# [Excerpted data]

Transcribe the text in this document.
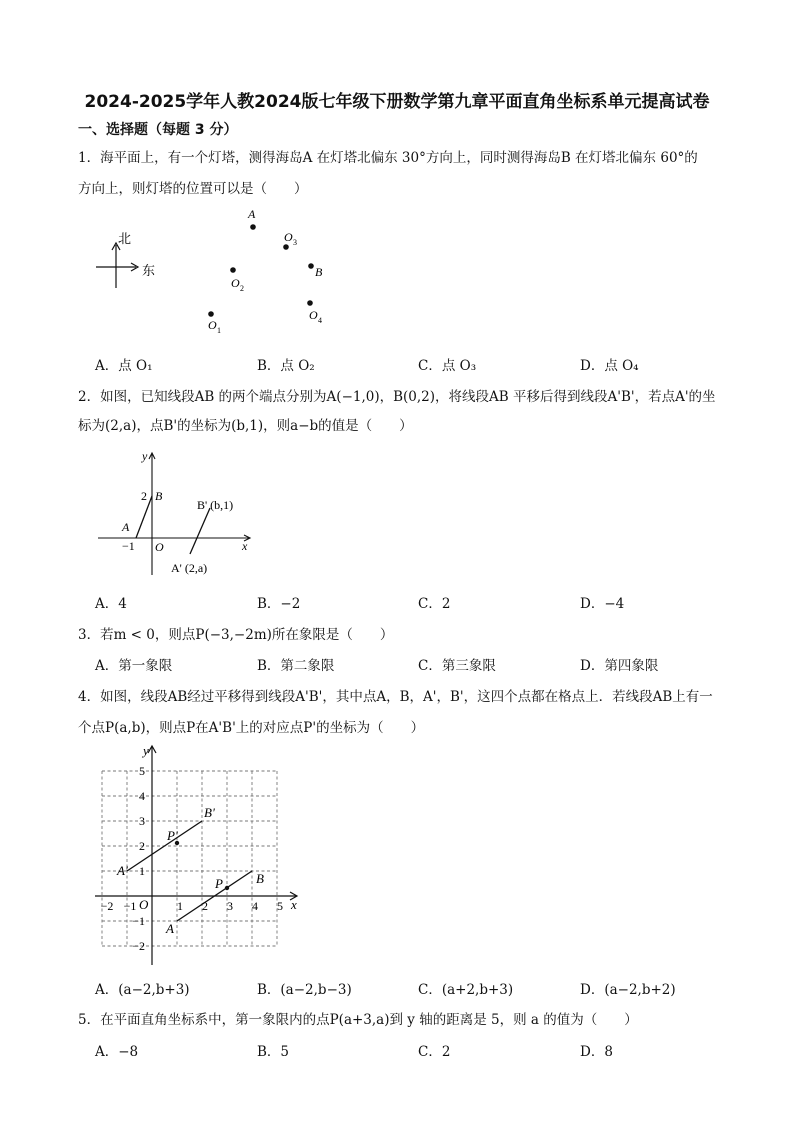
2024-2025学年人教2024版七年级下册数学第九章平面直角坐标系单元提高试卷
一、选择题（每题 3 分）
1．海平面上，有一个灯塔，测得海岛A 在灯塔北偏东 30°方向上，同时测得海岛B 在灯塔北偏东 60°的
方向上，则灯塔的位置可以是（　　）
北
东
A
O 3
B
O 2
O 4
O 1
A．点 O₁	B．点 O₂	C．点 O₃	D．点 O₄
2．如图，已知线段AB 的两个端点分别为A(−1,0)，B(0,2)，将线段AB 平移后得到线段A'B'，若点A'的坐
标为(2,a)，点B'的坐标为(b,1)，则a−b的值是（　　）
y
x
2 B
A
−1 O
B' (b,1)
A' (2,a)
A．4	B．−2	C．2	D．−4
3．若m < 0，则点P(−3,−2m)所在象限是（　　）
A．第一象限	B．第二象限	C．第三象限	D．第四象限
4．如图，线段AB经过平移得到线段A'B'，其中点A，B，A'，B'，这四个点都在格点上．若线段AB上有一
个点P(a,b)，则点P在A'B'上的对应点P'的坐标为（　　）
y
x
O
A
B
A'
B'
P
P'
5
4
3
2
1
−1
−2
−2 −1	1 2 3 4 5
A．(a−2,b+3)	B．(a−2,b−3)	C．(a+2,b+3)	D．(a−2,b+2)
5．在平面直角坐标系中，第一象限内的点P(a+3,a)到 y 轴的距离是 5，则 a 的值为（　　）
A．−8	B．5	C．2	D．8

# [Your goal]
Review the preceding data and report every line that includes the string "的坐标为".

# [Full solution]
标为(2,a)，点B'的坐标为(b,1)，则a−b的值是（　　）
个点P(a,b)，则点P在A'B'上的对应点P'的坐标为（　　）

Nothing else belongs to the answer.